— Begin —

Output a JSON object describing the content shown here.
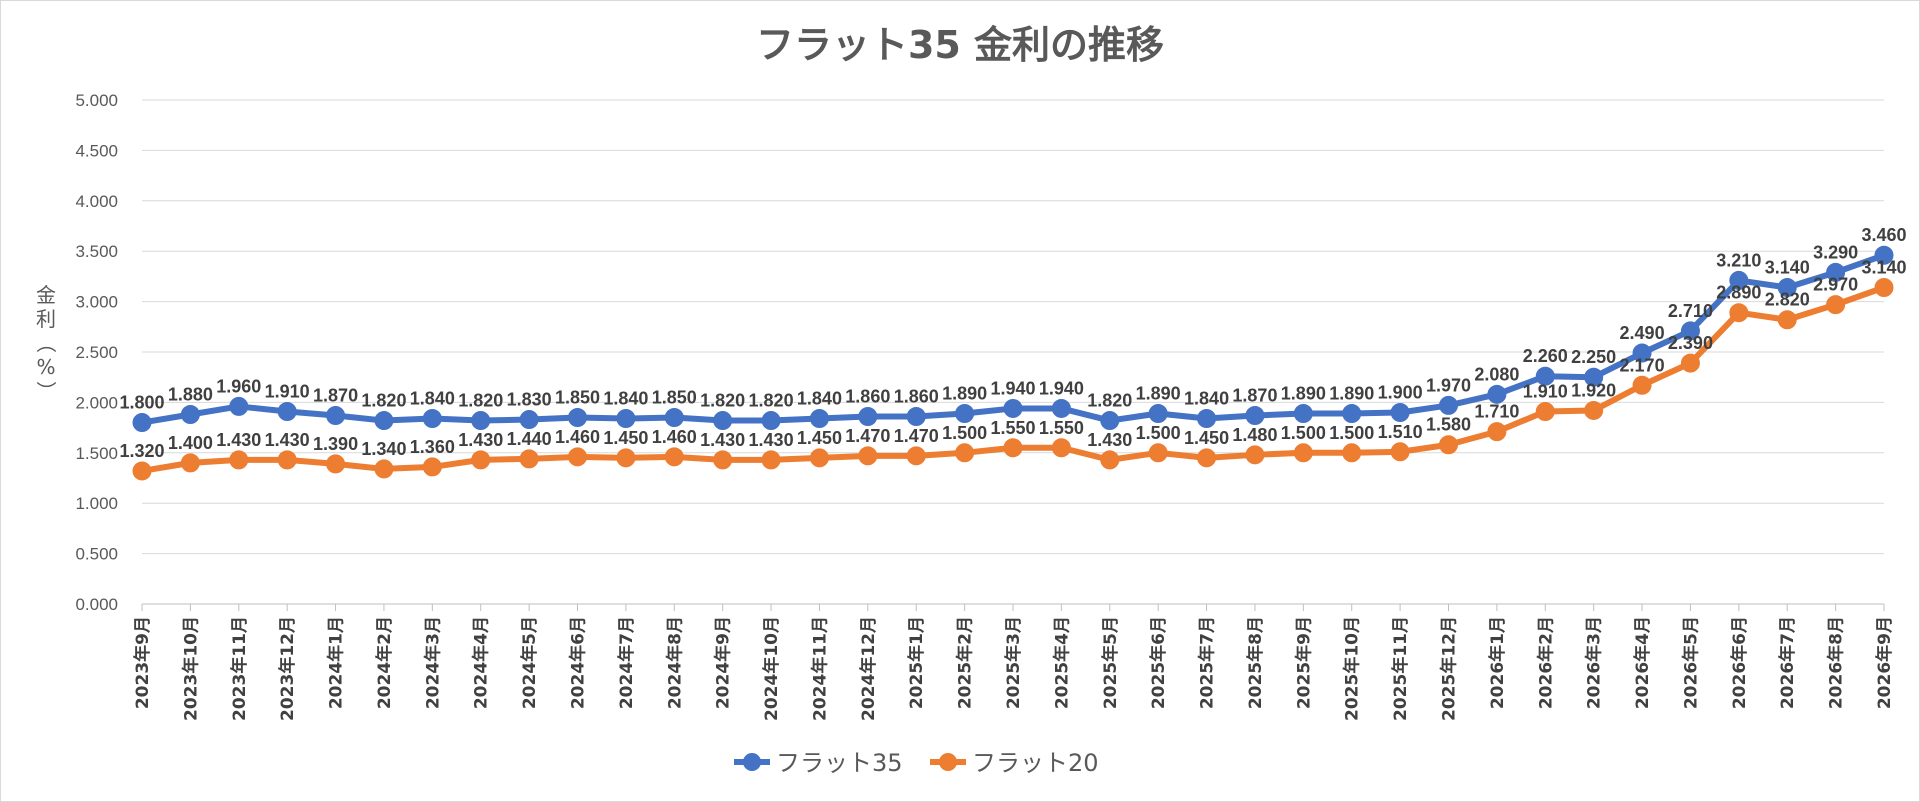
{
  "chart_data": {
    "type": "line",
    "title": "フラット35 金利の推移",
    "ylabel": "金利（%）",
    "xlabel": "",
    "ylim": [
      0,
      5
    ],
    "ytick_step": 0.5,
    "ytick_labels": [
      "0.000",
      "0.500",
      "1.000",
      "1.500",
      "2.000",
      "2.500",
      "3.000",
      "3.500",
      "4.000",
      "4.500",
      "5.000"
    ],
    "grid": true,
    "legend_position": "bottom",
    "categories": [
      "2023年9月",
      "2023年10月",
      "2023年11月",
      "2023年12月",
      "2024年1月",
      "2024年2月",
      "2024年3月",
      "2024年4月",
      "2024年5月",
      "2024年6月",
      "2024年7月",
      "2024年8月",
      "2024年9月",
      "2024年10月",
      "2024年11月",
      "2024年12月",
      "2025年1月",
      "2025年2月",
      "2025年3月",
      "2025年4月",
      "2025年5月",
      "2025年6月",
      "2025年7月",
      "2025年8月",
      "2025年9月",
      "2025年10月",
      "2025年11月",
      "2025年12月",
      "2026年1月",
      "2026年2月",
      "2026年3月",
      "2026年4月",
      "2026年5月",
      "2026年6月",
      "2026年7月",
      "2026年8月",
      "2026年9月"
    ],
    "series": [
      {
        "name": "フラット35",
        "color": "#4472c4",
        "values": [
          1.8,
          1.88,
          1.96,
          1.91,
          1.87,
          1.82,
          1.84,
          1.82,
          1.83,
          1.85,
          1.84,
          1.85,
          1.82,
          1.82,
          1.84,
          1.86,
          1.86,
          1.89,
          1.94,
          1.94,
          1.82,
          1.89,
          1.84,
          1.87,
          1.89,
          1.89,
          1.9,
          1.97,
          2.08,
          2.26,
          2.25,
          2.49,
          2.71,
          3.21,
          3.14,
          3.29,
          3.46
        ],
        "labels": [
          "1.800",
          "1.880",
          "1.960",
          "1.910",
          "1.870",
          "1.820",
          "1.840",
          "1.820",
          "1.830",
          "1.850",
          "1.840",
          "1.850",
          "1.820",
          "1.820",
          "1.840",
          "1.860",
          "1.860",
          "1.890",
          "1.940",
          "1.940",
          "1.820",
          "1.890",
          "1.840",
          "1.870",
          "1.890",
          "1.890",
          "1.900",
          "1.970",
          "2.080",
          "2.260",
          "2.250",
          "2.490",
          "2.710",
          "3.210",
          "3.140",
          "3.290",
          "3.460"
        ]
      },
      {
        "name": "フラット20",
        "color": "#ed7d31",
        "values": [
          1.32,
          1.4,
          1.43,
          1.43,
          1.39,
          1.34,
          1.36,
          1.43,
          1.44,
          1.46,
          1.45,
          1.46,
          1.43,
          1.43,
          1.45,
          1.47,
          1.47,
          1.5,
          1.55,
          1.55,
          1.43,
          1.5,
          1.45,
          1.48,
          1.5,
          1.5,
          1.51,
          1.58,
          1.71,
          1.91,
          1.92,
          2.17,
          2.39,
          2.89,
          2.82,
          2.97,
          3.14
        ],
        "labels": [
          "1.320",
          "1.400",
          "1.430",
          "1.430",
          "1.390",
          "1.340",
          "1.360",
          "1.430",
          "1.440",
          "1.460",
          "1.450",
          "1.460",
          "1.430",
          "1.430",
          "1.450",
          "1.470",
          "1.470",
          "1.500",
          "1.550",
          "1.550",
          "1.430",
          "1.500",
          "1.450",
          "1.480",
          "1.500",
          "1.500",
          "1.510",
          "1.580",
          "1.710",
          "1.910",
          "1.920",
          "2.170",
          "2.390",
          "2.890",
          "2.820",
          "2.970",
          "3.140"
        ]
      }
    ]
  }
}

— End —

To do:
Write out each entry exactly as given, but skip the pictures.

Solution for this exercise:
Output a JSON object describing the content shown here.
{
  "chart_data": {
    "type": "line",
    "title": "フラット35 金利の推移",
    "ylabel": "金利（%）",
    "xlabel": "",
    "ylim": [
      0,
      5
    ],
    "ytick_step": 0.5,
    "ytick_labels": [
      "0.000",
      "0.500",
      "1.000",
      "1.500",
      "2.000",
      "2.500",
      "3.000",
      "3.500",
      "4.000",
      "4.500",
      "5.000"
    ],
    "grid": true,
    "legend_position": "bottom",
    "categories": [
      "2023年9月",
      "2023年10月",
      "2023年11月",
      "2023年12月",
      "2024年1月",
      "2024年2月",
      "2024年3月",
      "2024年4月",
      "2024年5月",
      "2024年6月",
      "2024年7月",
      "2024年8月",
      "2024年9月",
      "2024年10月",
      "2024年11月",
      "2024年12月",
      "2025年1月",
      "2025年2月",
      "2025年3月",
      "2025年4月",
      "2025年5月",
      "2025年6月",
      "2025年7月",
      "2025年8月",
      "2025年9月",
      "2025年10月",
      "2025年11月",
      "2025年12月",
      "2026年1月",
      "2026年2月",
      "2026年3月",
      "2026年4月",
      "2026年5月",
      "2026年6月",
      "2026年7月",
      "2026年8月",
      "2026年9月"
    ],
    "series": [
      {
        "name": "フラット35",
        "color": "#4472c4",
        "values": [
          1.8,
          1.88,
          1.96,
          1.91,
          1.87,
          1.82,
          1.84,
          1.82,
          1.83,
          1.85,
          1.84,
          1.85,
          1.82,
          1.82,
          1.84,
          1.86,
          1.86,
          1.89,
          1.94,
          1.94,
          1.82,
          1.89,
          1.84,
          1.87,
          1.89,
          1.89,
          1.9,
          1.97,
          2.08,
          2.26,
          2.25,
          2.49,
          2.71,
          3.21,
          3.14,
          3.29,
          3.46
        ],
        "labels": [
          "1.800",
          "1.880",
          "1.960",
          "1.910",
          "1.870",
          "1.820",
          "1.840",
          "1.820",
          "1.830",
          "1.850",
          "1.840",
          "1.850",
          "1.820",
          "1.820",
          "1.840",
          "1.860",
          "1.860",
          "1.890",
          "1.940",
          "1.940",
          "1.820",
          "1.890",
          "1.840",
          "1.870",
          "1.890",
          "1.890",
          "1.900",
          "1.970",
          "2.080",
          "2.260",
          "2.250",
          "2.490",
          "2.710",
          "3.210",
          "3.140",
          "3.290",
          "3.460"
        ]
      },
      {
        "name": "フラット20",
        "color": "#ed7d31",
        "values": [
          1.32,
          1.4,
          1.43,
          1.43,
          1.39,
          1.34,
          1.36,
          1.43,
          1.44,
          1.46,
          1.45,
          1.46,
          1.43,
          1.43,
          1.45,
          1.47,
          1.47,
          1.5,
          1.55,
          1.55,
          1.43,
          1.5,
          1.45,
          1.48,
          1.5,
          1.5,
          1.51,
          1.58,
          1.71,
          1.91,
          1.92,
          2.17,
          2.39,
          2.89,
          2.82,
          2.97,
          3.14
        ],
        "labels": [
          "1.320",
          "1.400",
          "1.430",
          "1.430",
          "1.390",
          "1.340",
          "1.360",
          "1.430",
          "1.440",
          "1.460",
          "1.450",
          "1.460",
          "1.430",
          "1.430",
          "1.450",
          "1.470",
          "1.470",
          "1.500",
          "1.550",
          "1.550",
          "1.430",
          "1.500",
          "1.450",
          "1.480",
          "1.500",
          "1.500",
          "1.510",
          "1.580",
          "1.710",
          "1.910",
          "1.920",
          "2.170",
          "2.390",
          "2.890",
          "2.820",
          "2.970",
          "3.140"
        ]
      }
    ]
  }
}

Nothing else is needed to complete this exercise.